Locate the lines of the listing below that hold "vigilante", then copy each of them.

--- START Records for this exercise ---

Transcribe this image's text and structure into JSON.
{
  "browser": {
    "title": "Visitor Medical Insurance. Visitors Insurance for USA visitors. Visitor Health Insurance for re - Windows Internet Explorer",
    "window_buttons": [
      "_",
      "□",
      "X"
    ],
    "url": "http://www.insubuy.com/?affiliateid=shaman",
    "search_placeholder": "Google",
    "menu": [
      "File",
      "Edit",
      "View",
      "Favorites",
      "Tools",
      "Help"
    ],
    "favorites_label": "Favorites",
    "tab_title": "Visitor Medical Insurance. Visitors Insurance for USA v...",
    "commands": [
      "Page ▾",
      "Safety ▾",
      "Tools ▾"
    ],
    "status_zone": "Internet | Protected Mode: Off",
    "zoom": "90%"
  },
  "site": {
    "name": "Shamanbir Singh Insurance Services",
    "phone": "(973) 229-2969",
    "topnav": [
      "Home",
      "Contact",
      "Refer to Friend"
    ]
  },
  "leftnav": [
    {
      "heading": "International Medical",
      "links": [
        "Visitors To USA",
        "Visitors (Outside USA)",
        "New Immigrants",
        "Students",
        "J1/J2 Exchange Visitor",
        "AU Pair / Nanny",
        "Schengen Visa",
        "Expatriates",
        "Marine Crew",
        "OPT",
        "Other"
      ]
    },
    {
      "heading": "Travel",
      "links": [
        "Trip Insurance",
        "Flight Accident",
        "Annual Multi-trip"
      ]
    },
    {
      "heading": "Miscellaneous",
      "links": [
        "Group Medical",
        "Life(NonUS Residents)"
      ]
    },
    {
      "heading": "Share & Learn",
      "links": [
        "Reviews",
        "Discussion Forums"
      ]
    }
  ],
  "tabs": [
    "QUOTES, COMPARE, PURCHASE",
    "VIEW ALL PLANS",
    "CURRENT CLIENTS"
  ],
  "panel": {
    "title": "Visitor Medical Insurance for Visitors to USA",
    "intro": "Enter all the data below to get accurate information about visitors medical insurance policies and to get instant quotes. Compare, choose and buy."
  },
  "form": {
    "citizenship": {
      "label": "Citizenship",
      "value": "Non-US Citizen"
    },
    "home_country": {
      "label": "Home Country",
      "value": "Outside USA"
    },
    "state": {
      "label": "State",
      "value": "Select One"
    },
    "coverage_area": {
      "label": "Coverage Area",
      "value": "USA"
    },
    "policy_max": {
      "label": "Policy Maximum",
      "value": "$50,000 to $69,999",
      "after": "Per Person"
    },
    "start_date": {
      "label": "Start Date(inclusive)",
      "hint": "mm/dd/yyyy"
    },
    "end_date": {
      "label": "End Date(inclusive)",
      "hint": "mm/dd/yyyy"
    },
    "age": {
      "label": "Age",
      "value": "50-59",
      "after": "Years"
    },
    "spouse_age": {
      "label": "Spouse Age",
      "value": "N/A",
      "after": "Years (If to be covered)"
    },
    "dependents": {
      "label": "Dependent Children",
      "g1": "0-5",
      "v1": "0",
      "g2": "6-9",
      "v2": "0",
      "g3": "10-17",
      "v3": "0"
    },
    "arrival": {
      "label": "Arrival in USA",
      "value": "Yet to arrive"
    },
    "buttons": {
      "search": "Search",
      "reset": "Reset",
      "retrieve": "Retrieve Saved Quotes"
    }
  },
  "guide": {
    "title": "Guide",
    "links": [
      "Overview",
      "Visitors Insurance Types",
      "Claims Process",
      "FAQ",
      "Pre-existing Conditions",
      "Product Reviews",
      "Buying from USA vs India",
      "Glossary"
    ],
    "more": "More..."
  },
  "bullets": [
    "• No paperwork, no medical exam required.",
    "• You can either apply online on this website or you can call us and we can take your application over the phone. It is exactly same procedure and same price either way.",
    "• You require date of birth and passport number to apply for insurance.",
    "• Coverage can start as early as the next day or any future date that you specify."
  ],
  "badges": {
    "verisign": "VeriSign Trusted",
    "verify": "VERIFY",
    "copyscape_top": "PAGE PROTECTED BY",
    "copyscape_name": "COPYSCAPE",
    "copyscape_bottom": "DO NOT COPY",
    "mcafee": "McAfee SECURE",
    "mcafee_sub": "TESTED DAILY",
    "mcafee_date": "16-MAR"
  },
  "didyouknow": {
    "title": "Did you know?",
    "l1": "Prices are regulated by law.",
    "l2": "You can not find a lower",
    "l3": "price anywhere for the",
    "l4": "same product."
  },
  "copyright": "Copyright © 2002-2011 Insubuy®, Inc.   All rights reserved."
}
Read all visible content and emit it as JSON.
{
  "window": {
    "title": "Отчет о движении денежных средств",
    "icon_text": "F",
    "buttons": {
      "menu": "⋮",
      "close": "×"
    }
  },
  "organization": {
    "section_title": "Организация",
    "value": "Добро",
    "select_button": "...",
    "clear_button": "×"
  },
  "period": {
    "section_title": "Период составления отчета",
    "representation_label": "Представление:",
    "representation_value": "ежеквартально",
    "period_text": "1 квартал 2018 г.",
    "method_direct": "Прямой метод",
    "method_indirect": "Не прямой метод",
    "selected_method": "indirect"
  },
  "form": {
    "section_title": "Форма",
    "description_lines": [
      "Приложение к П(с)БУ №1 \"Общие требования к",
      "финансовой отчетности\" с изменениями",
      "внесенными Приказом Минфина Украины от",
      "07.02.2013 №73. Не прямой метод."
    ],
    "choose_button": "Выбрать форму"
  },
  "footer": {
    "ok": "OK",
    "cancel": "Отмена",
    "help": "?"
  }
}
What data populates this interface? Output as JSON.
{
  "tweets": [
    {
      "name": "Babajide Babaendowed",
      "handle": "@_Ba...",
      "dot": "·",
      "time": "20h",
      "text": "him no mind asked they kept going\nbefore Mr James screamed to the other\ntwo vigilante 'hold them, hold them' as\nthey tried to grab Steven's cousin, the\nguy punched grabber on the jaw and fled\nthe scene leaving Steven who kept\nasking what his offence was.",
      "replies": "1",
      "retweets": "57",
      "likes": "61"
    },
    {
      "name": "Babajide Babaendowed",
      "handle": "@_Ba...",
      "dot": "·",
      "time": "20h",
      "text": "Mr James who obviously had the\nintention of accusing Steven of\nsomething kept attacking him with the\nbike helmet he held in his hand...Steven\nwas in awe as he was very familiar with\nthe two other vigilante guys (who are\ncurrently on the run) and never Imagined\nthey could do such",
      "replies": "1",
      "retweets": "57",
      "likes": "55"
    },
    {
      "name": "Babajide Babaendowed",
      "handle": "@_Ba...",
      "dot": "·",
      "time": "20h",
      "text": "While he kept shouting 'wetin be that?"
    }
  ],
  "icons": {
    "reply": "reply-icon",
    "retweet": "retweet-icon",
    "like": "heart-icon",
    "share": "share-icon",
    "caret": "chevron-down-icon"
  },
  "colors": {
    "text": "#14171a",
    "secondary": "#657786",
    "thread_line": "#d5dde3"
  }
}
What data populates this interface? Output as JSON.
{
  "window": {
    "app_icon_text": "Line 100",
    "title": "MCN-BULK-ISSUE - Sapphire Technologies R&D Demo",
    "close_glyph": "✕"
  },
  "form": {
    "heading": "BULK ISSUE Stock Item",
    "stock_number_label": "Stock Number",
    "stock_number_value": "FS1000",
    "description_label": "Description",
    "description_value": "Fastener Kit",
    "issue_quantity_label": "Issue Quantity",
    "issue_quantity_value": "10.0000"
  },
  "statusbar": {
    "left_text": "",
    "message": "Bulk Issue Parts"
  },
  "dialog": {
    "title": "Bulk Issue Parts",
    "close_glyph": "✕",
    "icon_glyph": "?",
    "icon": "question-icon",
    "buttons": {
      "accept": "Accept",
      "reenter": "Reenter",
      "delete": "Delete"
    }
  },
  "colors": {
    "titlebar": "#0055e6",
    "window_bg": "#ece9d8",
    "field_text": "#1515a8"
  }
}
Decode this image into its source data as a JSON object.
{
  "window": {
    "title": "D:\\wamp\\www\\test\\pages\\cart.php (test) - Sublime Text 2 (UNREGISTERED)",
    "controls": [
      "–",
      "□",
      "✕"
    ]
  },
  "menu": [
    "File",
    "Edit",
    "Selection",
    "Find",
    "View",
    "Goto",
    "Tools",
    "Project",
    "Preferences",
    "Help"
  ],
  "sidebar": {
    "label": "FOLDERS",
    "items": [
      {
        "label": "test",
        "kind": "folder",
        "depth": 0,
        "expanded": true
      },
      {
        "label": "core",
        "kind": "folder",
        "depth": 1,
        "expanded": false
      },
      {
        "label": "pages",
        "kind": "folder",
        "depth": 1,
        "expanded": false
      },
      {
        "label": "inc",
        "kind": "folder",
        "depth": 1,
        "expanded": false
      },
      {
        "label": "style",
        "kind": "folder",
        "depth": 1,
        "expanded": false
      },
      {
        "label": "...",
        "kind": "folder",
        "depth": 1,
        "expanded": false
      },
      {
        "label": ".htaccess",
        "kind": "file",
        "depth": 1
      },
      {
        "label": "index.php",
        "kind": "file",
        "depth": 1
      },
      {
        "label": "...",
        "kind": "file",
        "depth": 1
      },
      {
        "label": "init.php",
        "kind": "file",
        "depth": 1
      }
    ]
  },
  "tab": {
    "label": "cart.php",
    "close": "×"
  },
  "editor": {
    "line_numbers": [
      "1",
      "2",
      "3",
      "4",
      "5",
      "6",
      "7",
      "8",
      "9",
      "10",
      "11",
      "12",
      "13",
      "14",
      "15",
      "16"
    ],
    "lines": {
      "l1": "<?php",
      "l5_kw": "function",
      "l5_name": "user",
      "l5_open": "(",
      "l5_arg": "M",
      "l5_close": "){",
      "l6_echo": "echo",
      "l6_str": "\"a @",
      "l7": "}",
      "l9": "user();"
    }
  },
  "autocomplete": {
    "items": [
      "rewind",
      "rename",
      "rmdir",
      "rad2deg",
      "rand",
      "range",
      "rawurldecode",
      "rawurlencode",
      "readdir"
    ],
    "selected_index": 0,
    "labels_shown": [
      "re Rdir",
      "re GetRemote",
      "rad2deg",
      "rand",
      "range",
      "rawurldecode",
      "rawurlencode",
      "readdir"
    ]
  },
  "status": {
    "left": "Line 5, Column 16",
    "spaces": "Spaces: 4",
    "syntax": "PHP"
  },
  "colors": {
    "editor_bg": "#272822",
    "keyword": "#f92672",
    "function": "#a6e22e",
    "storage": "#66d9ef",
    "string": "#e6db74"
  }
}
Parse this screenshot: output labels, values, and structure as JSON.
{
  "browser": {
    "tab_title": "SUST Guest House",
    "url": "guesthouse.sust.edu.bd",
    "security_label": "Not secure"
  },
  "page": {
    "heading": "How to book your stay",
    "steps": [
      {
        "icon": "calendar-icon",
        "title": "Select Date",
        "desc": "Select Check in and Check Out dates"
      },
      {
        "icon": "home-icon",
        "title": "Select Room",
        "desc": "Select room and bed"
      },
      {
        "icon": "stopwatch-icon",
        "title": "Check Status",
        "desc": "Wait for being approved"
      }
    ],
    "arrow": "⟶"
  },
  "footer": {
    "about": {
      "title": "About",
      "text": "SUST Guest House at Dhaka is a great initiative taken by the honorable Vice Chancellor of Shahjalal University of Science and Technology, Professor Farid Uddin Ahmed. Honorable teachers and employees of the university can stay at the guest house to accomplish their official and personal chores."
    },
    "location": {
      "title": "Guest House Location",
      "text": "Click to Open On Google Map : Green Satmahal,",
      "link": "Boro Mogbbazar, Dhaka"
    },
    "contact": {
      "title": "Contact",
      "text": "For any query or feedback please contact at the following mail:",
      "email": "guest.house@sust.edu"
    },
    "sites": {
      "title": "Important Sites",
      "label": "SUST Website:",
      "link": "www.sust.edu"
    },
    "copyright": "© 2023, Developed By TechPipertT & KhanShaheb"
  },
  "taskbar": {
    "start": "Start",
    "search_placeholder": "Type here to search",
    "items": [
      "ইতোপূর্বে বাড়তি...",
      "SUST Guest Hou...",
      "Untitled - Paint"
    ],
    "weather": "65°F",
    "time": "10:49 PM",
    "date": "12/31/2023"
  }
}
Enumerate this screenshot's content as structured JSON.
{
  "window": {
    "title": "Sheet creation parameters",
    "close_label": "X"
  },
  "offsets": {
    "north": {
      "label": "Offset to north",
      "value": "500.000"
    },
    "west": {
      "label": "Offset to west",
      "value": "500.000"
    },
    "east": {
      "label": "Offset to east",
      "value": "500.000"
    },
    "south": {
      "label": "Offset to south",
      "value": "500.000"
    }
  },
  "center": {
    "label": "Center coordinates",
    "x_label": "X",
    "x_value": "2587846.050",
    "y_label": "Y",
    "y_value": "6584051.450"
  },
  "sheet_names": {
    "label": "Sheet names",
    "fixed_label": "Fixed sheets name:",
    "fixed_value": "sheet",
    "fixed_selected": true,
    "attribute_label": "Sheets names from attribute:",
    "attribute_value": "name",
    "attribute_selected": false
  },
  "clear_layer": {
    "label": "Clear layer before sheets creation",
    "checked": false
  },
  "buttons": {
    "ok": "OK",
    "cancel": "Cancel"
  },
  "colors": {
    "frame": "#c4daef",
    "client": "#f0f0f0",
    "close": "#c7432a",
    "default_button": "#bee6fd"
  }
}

--- END Records for this exercise ---

■ **Exercise solution**:
      "text": "him no mind asked they kept going\nbefore Mr James screamed to the other\ntwo vigilante 'hold them, hold them' as\nthey tried to grab Steven's cousin, the\nguy punched grabber on the jaw and fled\nthe scene leaving Steven who kept\nasking what his offence was.",
      "text": "Mr James who obviously had the\nintention of accusing Steven of\nsomething kept attacking him with the\nbike helmet he held in his hand...Steven\nwas in awe as he was very familiar with\nthe two other vigilante guys (who are\ncurrently on the run) and never Imagined\nthey could do such",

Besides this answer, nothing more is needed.